Every line that contains the word "information" should be copied out.

START Provided material

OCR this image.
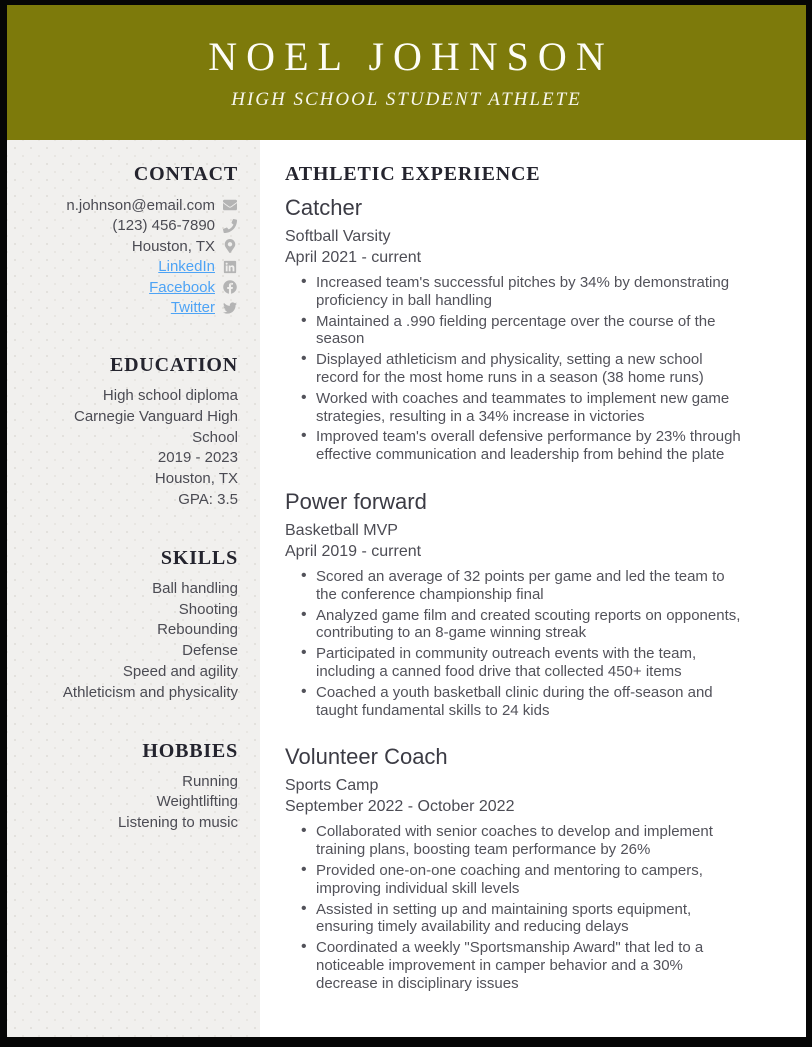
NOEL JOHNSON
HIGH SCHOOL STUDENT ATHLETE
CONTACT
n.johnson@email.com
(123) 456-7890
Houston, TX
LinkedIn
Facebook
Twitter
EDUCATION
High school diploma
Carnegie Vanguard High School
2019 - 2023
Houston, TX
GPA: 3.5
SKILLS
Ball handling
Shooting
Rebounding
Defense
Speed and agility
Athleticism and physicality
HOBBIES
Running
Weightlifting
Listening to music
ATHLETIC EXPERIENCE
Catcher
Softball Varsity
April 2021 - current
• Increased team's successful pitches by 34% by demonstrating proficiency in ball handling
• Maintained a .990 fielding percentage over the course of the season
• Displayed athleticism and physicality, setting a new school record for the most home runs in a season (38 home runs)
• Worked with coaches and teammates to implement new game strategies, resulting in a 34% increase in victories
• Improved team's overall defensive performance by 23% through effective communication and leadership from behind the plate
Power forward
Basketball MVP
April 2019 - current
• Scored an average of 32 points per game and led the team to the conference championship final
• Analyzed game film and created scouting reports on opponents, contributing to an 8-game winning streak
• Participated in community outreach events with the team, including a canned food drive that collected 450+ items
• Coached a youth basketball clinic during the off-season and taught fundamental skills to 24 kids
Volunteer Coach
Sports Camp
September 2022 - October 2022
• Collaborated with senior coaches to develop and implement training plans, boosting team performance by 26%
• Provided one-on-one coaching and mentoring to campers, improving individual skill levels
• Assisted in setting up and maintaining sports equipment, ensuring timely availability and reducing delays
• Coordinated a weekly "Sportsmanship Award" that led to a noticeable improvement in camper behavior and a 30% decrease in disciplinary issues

END Provided material
START Provided material

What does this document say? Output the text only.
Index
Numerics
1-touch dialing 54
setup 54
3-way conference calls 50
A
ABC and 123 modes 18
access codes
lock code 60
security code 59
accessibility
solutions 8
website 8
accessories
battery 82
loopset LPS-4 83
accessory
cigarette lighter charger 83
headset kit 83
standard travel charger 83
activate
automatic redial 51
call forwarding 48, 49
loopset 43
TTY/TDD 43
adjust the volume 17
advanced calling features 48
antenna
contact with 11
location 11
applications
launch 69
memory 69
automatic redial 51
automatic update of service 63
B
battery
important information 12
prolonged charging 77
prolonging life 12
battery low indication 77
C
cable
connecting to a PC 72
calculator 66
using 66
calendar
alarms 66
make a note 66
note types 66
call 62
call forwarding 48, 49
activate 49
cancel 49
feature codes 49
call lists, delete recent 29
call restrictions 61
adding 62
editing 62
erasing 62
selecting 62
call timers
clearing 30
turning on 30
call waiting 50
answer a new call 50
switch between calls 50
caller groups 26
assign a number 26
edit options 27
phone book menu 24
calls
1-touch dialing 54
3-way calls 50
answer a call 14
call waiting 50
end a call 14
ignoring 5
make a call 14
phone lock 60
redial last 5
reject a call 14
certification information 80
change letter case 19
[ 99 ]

END Provided material

• [The response]:
important information 12
certification information 80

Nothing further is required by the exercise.